▼▼▼

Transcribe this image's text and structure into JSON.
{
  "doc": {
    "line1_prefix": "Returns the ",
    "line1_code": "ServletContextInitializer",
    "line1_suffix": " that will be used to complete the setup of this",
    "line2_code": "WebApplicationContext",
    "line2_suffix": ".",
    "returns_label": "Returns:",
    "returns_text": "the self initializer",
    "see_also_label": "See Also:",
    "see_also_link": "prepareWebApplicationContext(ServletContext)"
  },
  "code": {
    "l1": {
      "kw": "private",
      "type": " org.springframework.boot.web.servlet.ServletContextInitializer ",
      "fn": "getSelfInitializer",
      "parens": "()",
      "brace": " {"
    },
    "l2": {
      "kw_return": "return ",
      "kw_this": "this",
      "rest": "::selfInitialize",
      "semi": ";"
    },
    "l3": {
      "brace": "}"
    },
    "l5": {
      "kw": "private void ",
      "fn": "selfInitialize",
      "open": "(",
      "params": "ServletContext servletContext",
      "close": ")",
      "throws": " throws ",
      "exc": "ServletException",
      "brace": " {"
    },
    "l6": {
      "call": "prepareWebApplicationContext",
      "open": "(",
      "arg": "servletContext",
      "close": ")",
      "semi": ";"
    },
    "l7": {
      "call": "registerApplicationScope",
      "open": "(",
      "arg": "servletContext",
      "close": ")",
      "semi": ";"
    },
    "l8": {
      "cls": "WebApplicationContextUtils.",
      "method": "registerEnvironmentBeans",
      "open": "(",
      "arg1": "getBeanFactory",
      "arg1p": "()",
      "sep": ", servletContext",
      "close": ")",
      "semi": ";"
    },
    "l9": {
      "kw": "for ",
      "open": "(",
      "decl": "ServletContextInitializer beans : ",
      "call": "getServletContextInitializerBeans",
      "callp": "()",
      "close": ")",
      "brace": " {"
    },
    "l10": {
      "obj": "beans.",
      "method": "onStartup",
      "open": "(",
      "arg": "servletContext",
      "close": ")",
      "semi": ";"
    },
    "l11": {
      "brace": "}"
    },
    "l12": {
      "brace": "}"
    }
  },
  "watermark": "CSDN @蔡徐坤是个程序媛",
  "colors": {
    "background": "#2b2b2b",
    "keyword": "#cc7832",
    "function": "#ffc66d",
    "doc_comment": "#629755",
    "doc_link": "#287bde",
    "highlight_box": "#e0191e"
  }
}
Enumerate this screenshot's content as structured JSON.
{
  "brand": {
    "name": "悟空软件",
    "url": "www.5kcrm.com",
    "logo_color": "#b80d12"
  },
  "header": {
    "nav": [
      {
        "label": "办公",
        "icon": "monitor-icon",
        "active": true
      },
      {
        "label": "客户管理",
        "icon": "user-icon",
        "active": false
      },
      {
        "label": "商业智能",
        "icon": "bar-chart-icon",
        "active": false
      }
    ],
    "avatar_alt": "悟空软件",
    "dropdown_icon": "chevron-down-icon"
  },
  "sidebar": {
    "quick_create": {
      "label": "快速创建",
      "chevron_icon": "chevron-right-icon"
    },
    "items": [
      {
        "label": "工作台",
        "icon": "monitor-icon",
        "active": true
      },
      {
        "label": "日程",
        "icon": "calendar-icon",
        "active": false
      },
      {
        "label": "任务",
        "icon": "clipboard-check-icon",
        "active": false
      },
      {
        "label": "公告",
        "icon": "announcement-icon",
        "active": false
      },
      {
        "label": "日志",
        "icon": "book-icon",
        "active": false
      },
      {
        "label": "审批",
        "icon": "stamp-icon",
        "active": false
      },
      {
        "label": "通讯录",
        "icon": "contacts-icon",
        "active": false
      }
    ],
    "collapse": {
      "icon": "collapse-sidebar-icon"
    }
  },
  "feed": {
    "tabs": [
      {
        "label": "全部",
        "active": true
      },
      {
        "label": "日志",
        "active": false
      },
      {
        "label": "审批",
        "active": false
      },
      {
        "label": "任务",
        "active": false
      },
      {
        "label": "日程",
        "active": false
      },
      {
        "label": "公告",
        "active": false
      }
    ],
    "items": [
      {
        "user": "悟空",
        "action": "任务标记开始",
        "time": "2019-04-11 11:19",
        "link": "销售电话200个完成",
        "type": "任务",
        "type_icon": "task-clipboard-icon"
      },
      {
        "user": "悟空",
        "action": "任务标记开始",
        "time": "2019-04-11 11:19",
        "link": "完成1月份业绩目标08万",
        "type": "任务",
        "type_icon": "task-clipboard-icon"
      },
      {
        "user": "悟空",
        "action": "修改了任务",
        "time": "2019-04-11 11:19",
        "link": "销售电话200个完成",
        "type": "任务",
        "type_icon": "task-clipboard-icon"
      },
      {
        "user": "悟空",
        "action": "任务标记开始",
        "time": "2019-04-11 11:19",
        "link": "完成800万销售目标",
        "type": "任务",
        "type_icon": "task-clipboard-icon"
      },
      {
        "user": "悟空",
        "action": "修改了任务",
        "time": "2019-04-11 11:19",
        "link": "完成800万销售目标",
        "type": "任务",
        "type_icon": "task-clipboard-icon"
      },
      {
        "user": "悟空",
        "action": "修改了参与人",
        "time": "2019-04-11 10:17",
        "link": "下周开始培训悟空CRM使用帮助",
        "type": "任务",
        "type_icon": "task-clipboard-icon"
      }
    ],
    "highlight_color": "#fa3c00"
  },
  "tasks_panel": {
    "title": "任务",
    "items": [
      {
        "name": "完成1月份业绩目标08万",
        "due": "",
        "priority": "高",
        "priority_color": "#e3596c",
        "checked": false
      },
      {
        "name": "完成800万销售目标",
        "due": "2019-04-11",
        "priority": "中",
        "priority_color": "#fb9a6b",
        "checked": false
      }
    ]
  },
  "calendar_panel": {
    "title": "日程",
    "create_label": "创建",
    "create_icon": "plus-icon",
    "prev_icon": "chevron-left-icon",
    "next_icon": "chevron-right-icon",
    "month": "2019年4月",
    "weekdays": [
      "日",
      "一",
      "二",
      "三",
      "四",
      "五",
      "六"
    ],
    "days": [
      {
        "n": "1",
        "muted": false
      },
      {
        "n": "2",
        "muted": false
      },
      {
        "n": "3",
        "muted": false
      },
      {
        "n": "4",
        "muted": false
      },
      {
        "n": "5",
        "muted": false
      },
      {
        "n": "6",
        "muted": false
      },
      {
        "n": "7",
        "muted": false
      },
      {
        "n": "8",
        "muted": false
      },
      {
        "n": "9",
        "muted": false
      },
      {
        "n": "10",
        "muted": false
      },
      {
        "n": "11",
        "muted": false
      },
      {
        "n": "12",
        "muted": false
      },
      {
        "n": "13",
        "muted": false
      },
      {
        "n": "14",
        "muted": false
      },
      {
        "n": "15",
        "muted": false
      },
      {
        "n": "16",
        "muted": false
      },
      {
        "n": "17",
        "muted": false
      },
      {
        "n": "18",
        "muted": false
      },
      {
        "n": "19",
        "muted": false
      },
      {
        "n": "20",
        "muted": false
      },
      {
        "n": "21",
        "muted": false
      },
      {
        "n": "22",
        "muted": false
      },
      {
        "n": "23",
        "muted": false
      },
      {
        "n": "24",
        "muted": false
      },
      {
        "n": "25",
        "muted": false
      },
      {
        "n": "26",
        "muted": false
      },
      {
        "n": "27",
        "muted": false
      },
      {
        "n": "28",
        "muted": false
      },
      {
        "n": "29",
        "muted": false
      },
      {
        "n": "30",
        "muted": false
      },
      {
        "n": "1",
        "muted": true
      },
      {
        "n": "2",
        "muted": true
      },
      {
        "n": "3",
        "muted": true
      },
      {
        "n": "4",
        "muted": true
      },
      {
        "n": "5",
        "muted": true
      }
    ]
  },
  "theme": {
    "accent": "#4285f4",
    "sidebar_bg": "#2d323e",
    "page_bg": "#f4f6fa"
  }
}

▲▲▲

Task: From the records above, extract every entry verbatim.

Full output:
Transcribe this image's text and structure into JSON.
{
  "doc": {
    "line1_prefix": "Returns the ",
    "line1_code": "ServletContextInitializer",
    "line1_suffix": " that will be used to complete the setup of this",
    "line2_code": "WebApplicationContext",
    "line2_suffix": ".",
    "returns_label": "Returns:",
    "returns_text": "the self initializer",
    "see_also_label": "See Also:",
    "see_also_link": "prepareWebApplicationContext(ServletContext)"
  },
  "code": {
    "l1": {
      "kw": "private",
      "type": " org.springframework.boot.web.servlet.ServletContextInitializer ",
      "fn": "getSelfInitializer",
      "parens": "()",
      "brace": " {"
    },
    "l2": {
      "kw_return": "return ",
      "kw_this": "this",
      "rest": "::selfInitialize",
      "semi": ";"
    },
    "l3": {
      "brace": "}"
    },
    "l5": {
      "kw": "private void ",
      "fn": "selfInitialize",
      "open": "(",
      "params": "ServletContext servletContext",
      "close": ")",
      "throws": " throws ",
      "exc": "ServletException",
      "brace": " {"
    },
    "l6": {
      "call": "prepareWebApplicationContext",
      "open": "(",
      "arg": "servletContext",
      "close": ")",
      "semi": ";"
    },
    "l7": {
      "call": "registerApplicationScope",
      "open": "(",
      "arg": "servletContext",
      "close": ")",
      "semi": ";"
    },
    "l8": {
      "cls": "WebApplicationContextUtils.",
      "method": "registerEnvironmentBeans",
      "open": "(",
      "arg1": "getBeanFactory",
      "arg1p": "()",
      "sep": ", servletContext",
      "close": ")",
      "semi": ";"
    },
    "l9": {
      "kw": "for ",
      "open": "(",
      "decl": "ServletContextInitializer beans : ",
      "call": "getServletContextInitializerBeans",
      "callp": "()",
      "close": ")",
      "brace": " {"
    },
    "l10": {
      "obj": "beans.",
      "method": "onStartup",
      "open": "(",
      "arg": "servletContext",
      "close": ")",
      "semi": ";"
    },
    "l11": {
      "brace": "}"
    },
    "l12": {
      "brace": "}"
    }
  },
  "watermark": "CSDN @蔡徐坤是个程序媛",
  "colors": {
    "background": "#2b2b2b",
    "keyword": "#cc7832",
    "function": "#ffc66d",
    "doc_comment": "#629755",
    "doc_link": "#287bde",
    "highlight_box": "#e0191e"
  }
}
Enumerate this screenshot's content as structured JSON.
{
  "brand": {
    "name": "悟空软件",
    "url": "www.5kcrm.com",
    "logo_color": "#b80d12"
  },
  "header": {
    "nav": [
      {
        "label": "办公",
        "icon": "monitor-icon",
        "active": true
      },
      {
        "label": "客户管理",
        "icon": "user-icon",
        "active": false
      },
      {
        "label": "商业智能",
        "icon": "bar-chart-icon",
        "active": false
      }
    ],
    "avatar_alt": "悟空软件",
    "dropdown_icon": "chevron-down-icon"
  },
  "sidebar": {
    "quick_create": {
      "label": "快速创建",
      "chevron_icon": "chevron-right-icon"
    },
    "items": [
      {
        "label": "工作台",
        "icon": "monitor-icon",
        "active": true
      },
      {
        "label": "日程",
        "icon": "calendar-icon",
        "active": false
      },
      {
        "label": "任务",
        "icon": "clipboard-check-icon",
        "active": false
      },
      {
        "label": "公告",
        "icon": "announcement-icon",
        "active": false
      },
      {
        "label": "日志",
        "icon": "book-icon",
        "active": false
      },
      {
        "label": "审批",
        "icon": "stamp-icon",
        "active": false
      },
      {
        "label": "通讯录",
        "icon": "contacts-icon",
        "active": false
      }
    ],
    "collapse": {
      "icon": "collapse-sidebar-icon"
    }
  },
  "feed": {
    "tabs": [
      {
        "label": "全部",
        "active": true
      },
      {
        "label": "日志",
        "active": false
      },
      {
        "label": "审批",
        "active": false
      },
      {
        "label": "任务",
        "active": false
      },
      {
        "label": "日程",
        "active": false
      },
      {
        "label": "公告",
        "active": false
      }
    ],
    "items": [
      {
        "user": "悟空",
        "action": "任务标记开始",
        "time": "2019-04-11 11:19",
        "link": "销售电话200个完成",
        "type": "任务",
        "type_icon": "task-clipboard-icon"
      },
      {
        "user": "悟空",
        "action": "任务标记开始",
        "time": "2019-04-11 11:19",
        "link": "完成1月份业绩目标08万",
        "type": "任务",
        "type_icon": "task-clipboard-icon"
      },
      {
        "user": "悟空",
        "action": "修改了任务",
        "time": "2019-04-11 11:19",
        "link": "销售电话200个完成",
        "type": "任务",
        "type_icon": "task-clipboard-icon"
      },
      {
        "user": "悟空",
        "action": "任务标记开始",
        "time": "2019-04-11 11:19",
        "link": "完成800万销售目标",
        "type": "任务",
        "type_icon": "task-clipboard-icon"
      },
      {
        "user": "悟空",
        "action": "修改了任务",
        "time": "2019-04-11 11:19",
        "link": "完成800万销售目标",
        "type": "任务",
        "type_icon": "task-clipboard-icon"
      },
      {
        "user": "悟空",
        "action": "修改了参与人",
        "time": "2019-04-11 10:17",
        "link": "下周开始培训悟空CRM使用帮助",
        "type": "任务",
        "type_icon": "task-clipboard-icon"
      }
    ],
    "highlight_color": "#fa3c00"
  },
  "tasks_panel": {
    "title": "任务",
    "items": [
      {
        "name": "完成1月份业绩目标08万",
        "due": "",
        "priority": "高",
        "priority_color": "#e3596c",
        "checked": false
      },
      {
        "name": "完成800万销售目标",
        "due": "2019-04-11",
        "priority": "中",
        "priority_color": "#fb9a6b",
        "checked": false
      }
    ]
  },
  "calendar_panel": {
    "title": "日程",
    "create_label": "创建",
    "create_icon": "plus-icon",
    "prev_icon": "chevron-left-icon",
    "next_icon": "chevron-right-icon",
    "month": "2019年4月",
    "weekdays": [
      "日",
      "一",
      "二",
      "三",
      "四",
      "五",
      "六"
    ],
    "days": [
      {
        "n": "1",
        "muted": false
      },
      {
        "n": "2",
        "muted": false
      },
      {
        "n": "3",
        "muted": false
      },
      {
        "n": "4",
        "muted": false
      },
      {
        "n": "5",
        "muted": false
      },
      {
        "n": "6",
        "muted": false
      },
      {
        "n": "7",
        "muted": false
      },
      {
        "n": "8",
        "muted": false
      },
      {
        "n": "9",
        "muted": false
      },
      {
        "n": "10",
        "muted": false
      },
      {
        "n": "11",
        "muted": false
      },
      {
        "n": "12",
        "muted": false
      },
      {
        "n": "13",
        "muted": false
      },
      {
        "n": "14",
        "muted": false
      },
      {
        "n": "15",
        "muted": false
      },
      {
        "n": "16",
        "muted": false
      },
      {
        "n": "17",
        "muted": false
      },
      {
        "n": "18",
        "muted": false
      },
      {
        "n": "19",
        "muted": false
      },
      {
        "n": "20",
        "muted": false
      },
      {
        "n": "21",
        "muted": false
      },
      {
        "n": "22",
        "muted": false
      },
      {
        "n": "23",
        "muted": false
      },
      {
        "n": "24",
        "muted": false
      },
      {
        "n": "25",
        "muted": false
      },
      {
        "n": "26",
        "muted": false
      },
      {
        "n": "27",
        "muted": false
      },
      {
        "n": "28",
        "muted": false
      },
      {
        "n": "29",
        "muted": false
      },
      {
        "n": "30",
        "muted": false
      },
      {
        "n": "1",
        "muted": true
      },
      {
        "n": "2",
        "muted": true
      },
      {
        "n": "3",
        "muted": true
      },
      {
        "n": "4",
        "muted": true
      },
      {
        "n": "5",
        "muted": true
      }
    ]
  },
  "theme": {
    "accent": "#4285f4",
    "sidebar_bg": "#2d323e",
    "page_bg": "#f4f6fa"
  }
}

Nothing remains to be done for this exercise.